- The request:
Output every line exactly as written. Leave out pictures.

A run of records:
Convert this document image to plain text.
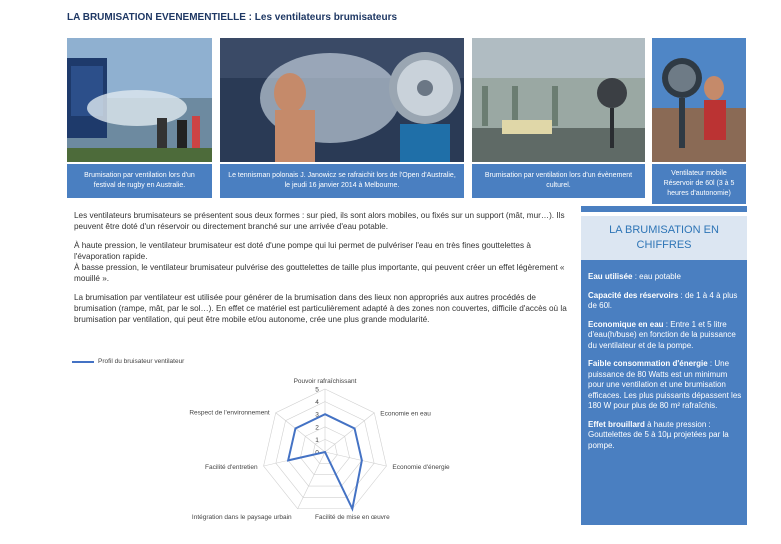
LA BRUMISATION EVENEMENTIELLE : Les ventilateurs brumisateurs
Brumisation par ventilation lors d'un festival de rugby en Australie.
Le tennisman polonais J. Janowicz se rafraichit lors de l'Open d'Australie, le jeudi 16 janvier 2014 à Melbourne.
Brumisation par ventilation lors d'un évènement culturel.
Ventilateur mobile Réservoir de 60l (3 à 5 heures d'autonomie)

Les ventilateurs brumisateurs se présentent sous deux formes : sur pied, ils sont alors mobiles, ou fixés sur un support (mât, mur…). Ils peuvent être doté d'un réservoir ou directement branché sur une arrivée d'eau potable.

À haute pression, le ventilateur brumisateur est doté d'une pompe qui lui permet de pulvériser l'eau en très fines gouttelettes à l'évaporation rapide.

À basse pression, le ventilateur brumisateur pulvérise des gouttelettes de taille plus importante, qui peuvent créer un effet légèrement « mouillé ».

La brumisation par ventilateur est utilisée pour générer de la brumisation dans des lieux non appropriés aux autres procédés de brumisation (rampe, mât, par le sol…). En effet ce matériel est particulièrement adapté à des zones non couvertes, difficile d'accès où la brumisation par ventilation, qui peut être mobile et/ou autonome, crée une plus grande modularité.

LA BRUMISATION EN
CHIFFRES
Eau utilisée : eau potable
Capacité des réservoirs : de 1 à 4 à plus de 60l.
Economique en eau : Entre 1 et 5 litre d'eau(h/buse) en fonction de la puissance du ventilateur et de la pompe.
Faible consommation d'énergie : Une puissance de 80 Watts est un minimum pour une ventilation et une brumisation efficaces. Les plus puissants dépassent les 180 W pour plus de 80 m² rafraîchis.
Effet brouillard à haute pression : Gouttelettes de 5 à 10µ projetées par la pompe.
Profil du bruisateur ventilateur
0
1
2
3
4
5
Pouvoir rafraîchissant
Economie en eau
Economie d'énergie
Facilité de mise en œuvre
Intégration dans le paysage urbain
Facilité d'entretien
Respect de l'environnement
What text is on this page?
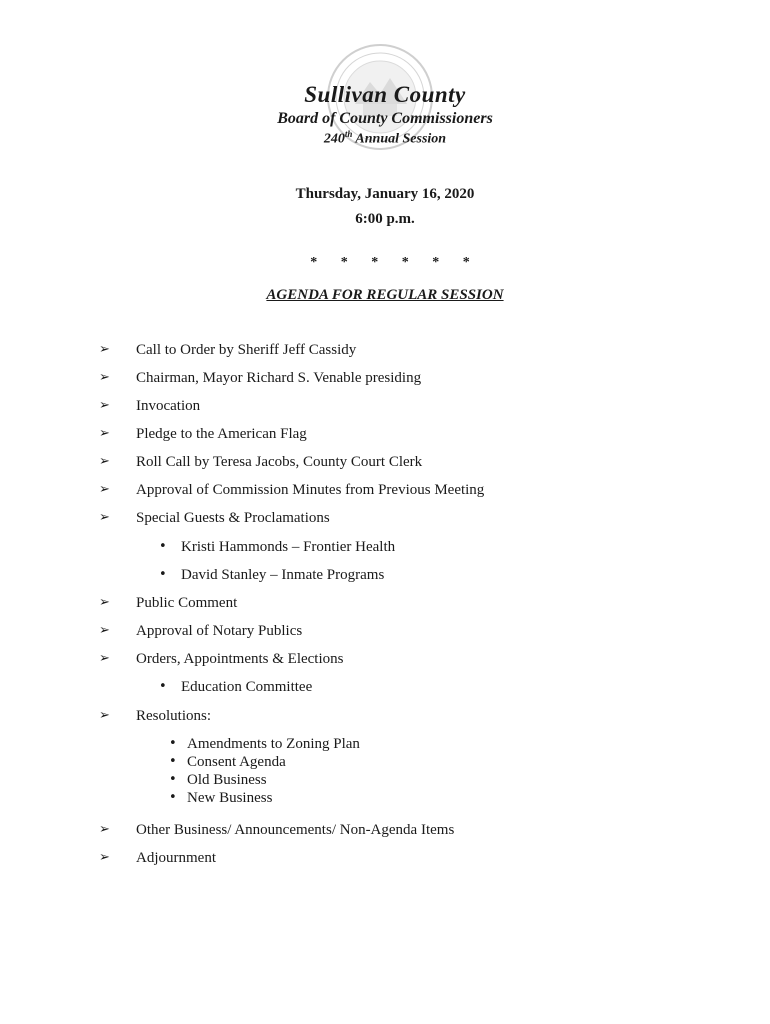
Sullivan County
Board of County Commissioners
240th Annual Session
Thursday, January 16, 2020
6:00 p.m.
* * * * * *
AGENDA FOR REGULAR SESSION
➢ Call to Order by Sheriff Jeff Cassidy
➢ Chairman, Mayor Richard S. Venable presiding
➢ Invocation
➢ Pledge to the American Flag
➢ Roll Call by Teresa Jacobs, County Court Clerk
➢ Approval of Commission Minutes from Previous Meeting
➢ Special Guests & Proclamations
• Kristi Hammonds – Frontier Health
• David Stanley – Inmate Programs
➢ Public Comment
➢ Approval of Notary Publics
➢ Orders, Appointments & Elections
• Education Committee
➢ Resolutions:
• Amendments to Zoning Plan
• Consent Agenda
• Old Business
• New Business
➢ Other Business/ Announcements/ Non-Agenda Items
➢ Adjournment
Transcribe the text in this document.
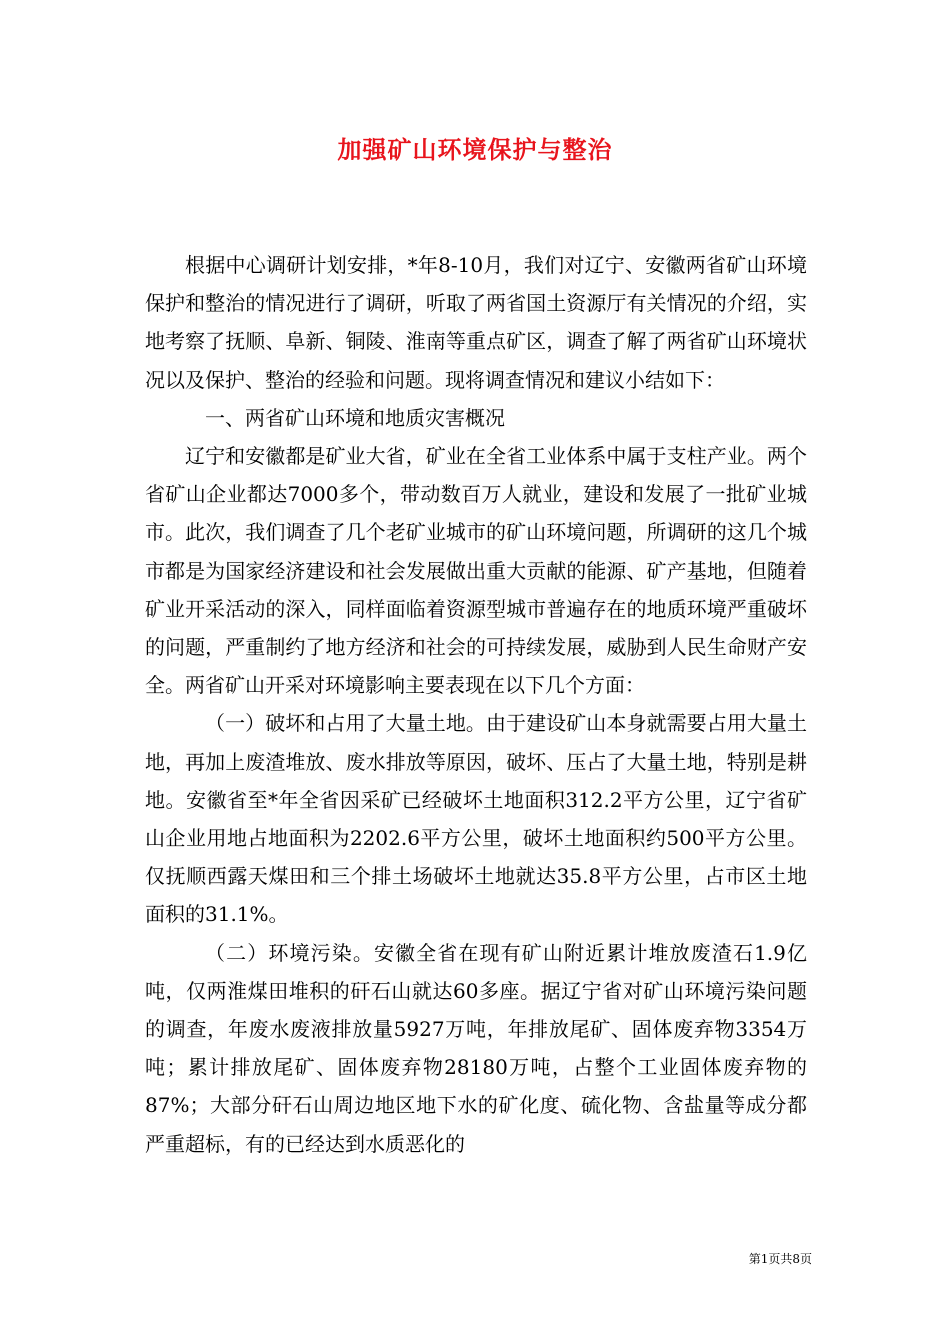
加强矿山环境保护与整治

根据中心调研计划安排，*年8-10月，我们对辽宁、安徽两省矿山环境保护和整治的情况进行了调研，听取了两省国土资源厅有关情况的介绍，实地考察了抚顺、阜新、铜陵、淮南等重点矿区，调查了解了两省矿山环境状况以及保护、整治的经验和问题。现将调查情况和建议小结如下：

一、两省矿山环境和地质灾害概况

辽宁和安徽都是矿业大省，矿业在全省工业体系中属于支柱产业。两个省矿山企业都达7000多个，带动数百万人就业，建设和发展了一批矿业城市。此次，我们调查了几个老矿业城市的矿山环境问题，所调研的这几个城市都是为国家经济建设和社会发展做出重大贡献的能源、矿产基地，但随着矿业开采活动的深入，同样面临着资源型城市普遍存在的地质环境严重破坏的问题，严重制约了地方经济和社会的可持续发展，威胁到人民生命财产安全。两省矿山开采对环境影响主要表现在以下几个方面：

（一）破坏和占用了大量土地。由于建设矿山本身就需要占用大量土地，再加上废渣堆放、废水排放等原因，破坏、压占了大量土地，特别是耕地。安徽省至*年全省因采矿已经破坏土地面积312.2平方公里，辽宁省矿山企业用地占地面积为2202.6平方公里，破坏土地面积约500平方公里。仅抚顺西露天煤田和三个排土场破坏土地就达35.8平方公里，占市区土地面积的31.1%。

（二）环境污染。安徽全省在现有矿山附近累计堆放废渣石1.9亿吨，仅两淮煤田堆积的矸石山就达60多座。据辽宁省对矿山环境污染问题的调查，年废水废液排放量5927万吨，年排放尾矿、固体废弃物3354万吨；累计排放尾矿、固体废弃物28180万吨，占整个工业固体废弃物的87%；大部分矸石山周边地区地下水的矿化度、硫化物、含盐量等成分都严重超标，有的已经达到水质恶化的

第1页共8页
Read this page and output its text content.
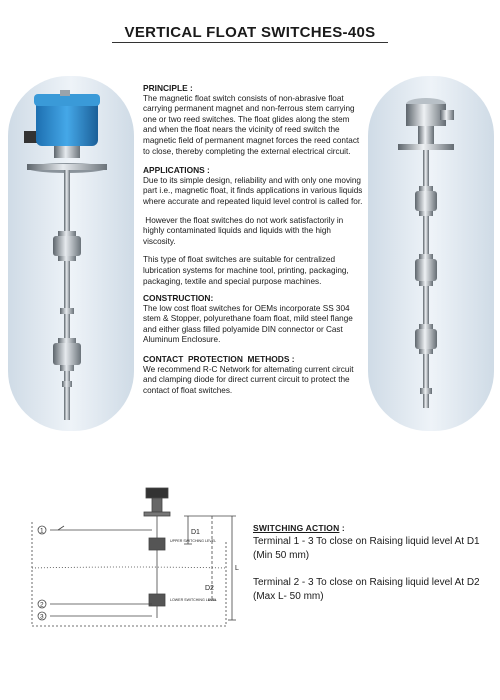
VERTICAL FLOAT SWITCHES-40S
PRINCIPLE :

The magnetic float switch consists of non-abrasive float carrying permanent magnet and non-ferrous stem carrying one or two reed switches. The float glides along the stem and when the float nears the vicinity of reed switch the magnetic field of permanent magnet forces the reed contact to close, thereby completing the external electrical circuit.

APPLICATIONS :

Due to its simple design, reliability and with only one moving part i.e., magnetic float, it finds applications in various liquids where accurate and repeated liquid level control is called for.

However the float switches do not work satisfactorily in highly contaminated liquids and liquids with the high viscosity.

This type of float switches are suitable for centralized lubrication systems for machine tool, printing, packaging, packaging, textile and special purpose machines.

CONSTRUCTION:

The low cost float switches for OEMs incorporate SS 304 stem & Stopper, polyurethane foam float, mild steel flange and either glass filled polyamide DIN connector or Cast Aluminum Enclosure.

CONTACT  PROTECTION  METHODS :

We recommend R-C Network for alternating current circuit and clamping diode for direct current circuit to protect the contact of float switches.

1
2
3
D1
D2
L
UPPER SWITCHING LEVEL
LOWER SWITCHING LEVEL
SWITCHING ACTION :

Terminal 1 - 3 To close on Raising liquid level At D1 (Min 50 mm)

Terminal 2 - 3 To close on Raising liquid level At D2 (Max L- 50 mm)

- Written solution:
Convert this document image to plain text.
LA BRUMISATION EVENEMENTIELLE : Les ventilateurs brumisateurs
Brumisation par ventilation lors d'un festival de rugby en Australie.
Le tennisman polonais J. Janowicz se rafraichit lors de l'Open d'Australie, le jeudi 16 janvier 2014 à Melbourne.
Brumisation par ventilation lors d'un évènement culturel.
Ventilateur mobile Réservoir de 60l (3 à 5 heures d'autonomie)

Les ventilateurs brumisateurs se présentent sous deux formes : sur pied, ils sont alors mobiles, ou fixés sur un support (mât, mur…). Ils peuvent être doté d'un réservoir ou directement branché sur une arrivée d'eau potable.

À haute pression, le ventilateur brumisateur est doté d'une pompe qui lui permet de pulvériser l'eau en très fines gouttelettes à l'évaporation rapide.

À basse pression, le ventilateur brumisateur pulvérise des gouttelettes de taille plus importante, qui peuvent créer un effet légèrement « mouillé ».

La brumisation par ventilateur est utilisée pour générer de la brumisation dans des lieux non appropriés aux autres procédés de brumisation (rampe, mât, par le sol…). En effet ce matériel est particulièrement adapté à des zones non couvertes, difficile d'accès où la brumisation par ventilation, qui peut être mobile et/ou autonome, crée une plus grande modularité.

LA BRUMISATION EN
CHIFFRES
Eau utilisée : eau potable
Capacité des réservoirs : de 1 à 4 à plus de 60l.
Economique en eau : Entre 1 et 5 litre d'eau(h/buse) en fonction de la puissance du ventilateur et de la pompe.
Faible consommation d'énergie : Une puissance de 80 Watts est un minimum pour une ventilation et une brumisation efficaces. Les plus puissants dépassent les 180 W pour plus de 80 m² rafraîchis.
Effet brouillard à haute pression : Gouttelettes de 5 à 10µ projetées par la pompe.
Profil du bruisateur ventilateur
0
1
2
3
4
5
Pouvoir rafraîchissant
Economie en eau
Economie d'énergie
Facilité de mise en œuvre
Intégration dans le paysage urbain
Facilité d'entretien
Respect de l'environnement
What text is on this page?
Sullivan County
Board of County Commissioners
240th Annual Session
Thursday, January 16, 2020
6:00 p.m.
* * * * * *
AGENDA FOR REGULAR SESSION
➢ Call to Order by Sheriff Jeff Cassidy
➢ Chairman, Mayor Richard S. Venable presiding
➢ Invocation
➢ Pledge to the American Flag
➢ Roll Call by Teresa Jacobs, County Court Clerk
➢ Approval of Commission Minutes from Previous Meeting
➢ Special Guests & Proclamations
• Kristi Hammonds – Frontier Health
• David Stanley – Inmate Programs
➢ Public Comment
➢ Approval of Notary Publics
➢ Orders, Appointments & Elections
• Education Committee
➢ Resolutions:
• Amendments to Zoning Plan
• Consent Agenda
• Old Business
• New Business
➢ Other Business/ Announcements/ Non-Agenda Items
➢ Adjournment
Transcribe the text in this document.
加强矿山环境保护与整治

根据中心调研计划安排，*年8-10月，我们对辽宁、安徽两省矿山环境保护和整治的情况进行了调研，听取了两省国土资源厅有关情况的介绍，实地考察了抚顺、阜新、铜陵、淮南等重点矿区，调查了解了两省矿山环境状况以及保护、整治的经验和问题。现将调查情况和建议小结如下：

一、两省矿山环境和地质灾害概况

辽宁和安徽都是矿业大省，矿业在全省工业体系中属于支柱产业。两个省矿山企业都达7000多个，带动数百万人就业，建设和发展了一批矿业城市。此次，我们调查了几个老矿业城市的矿山环境问题，所调研的这几个城市都是为国家经济建设和社会发展做出重大贡献的能源、矿产基地，但随着矿业开采活动的深入，同样面临着资源型城市普遍存在的地质环境严重破坏的问题，严重制约了地方经济和社会的可持续发展，威胁到人民生命财产安全。两省矿山开采对环境影响主要表现在以下几个方面：

（一）破坏和占用了大量土地。由于建设矿山本身就需要占用大量土地，再加上废渣堆放、废水排放等原因，破坏、压占了大量土地，特别是耕地。安徽省至*年全省因采矿已经破坏土地面积312.2平方公里，辽宁省矿山企业用地占地面积为2202.6平方公里，破坏土地面积约500平方公里。仅抚顺西露天煤田和三个排土场破坏土地就达35.8平方公里，占市区土地面积的31.1%。

（二）环境污染。安徽全省在现有矿山附近累计堆放废渣石1.9亿吨，仅两淮煤田堆积的矸石山就达60多座。据辽宁省对矿山环境污染问题的调查，年废水废液排放量5927万吨，年排放尾矿、固体废弃物3354万吨；累计排放尾矿、固体废弃物28180万吨，占整个工业固体废弃物的87%；大部分矸石山周边地区地下水的矿化度、硫化物、含盐量等成分都严重超标，有的已经达到水质恶化的

第1页共8页
Read this page and output its text content.
VERTICAL FLOAT SWITCHES-40S
PRINCIPLE :

The magnetic float switch consists of non-abrasive float carrying permanent magnet and non-ferrous stem carrying one or two reed switches. The float glides along the stem and when the float nears the vicinity of reed switch the magnetic field of permanent magnet forces the reed contact to close, thereby completing the external electrical circuit.

APPLICATIONS :

Due to its simple design, reliability and with only one moving part i.e., magnetic float, it finds applications in various liquids where accurate and repeated liquid level control is called for.

However the float switches do not work satisfactorily in highly contaminated liquids and liquids with the high viscosity.

This type of float switches are suitable for centralized lubrication systems for machine tool, printing, packaging, packaging, textile and special purpose machines.

CONSTRUCTION:

The low cost float switches for OEMs incorporate SS 304 stem & Stopper, polyurethane foam float, mild steel flange and either glass filled polyamide DIN connector or Cast Aluminum Enclosure.

CONTACT  PROTECTION  METHODS :

We recommend R-C Network for alternating current circuit and clamping diode for direct current circuit to protect the contact of float switches.

1
2
3
D1
D2
L
UPPER SWITCHING LEVEL
LOWER SWITCHING LEVEL
SWITCHING ACTION :

Terminal 1 - 3 To close on Raising liquid level At D1 (Min 50 mm)

Terminal 2 - 3 To close on Raising liquid level At D2 (Max L- 50 mm)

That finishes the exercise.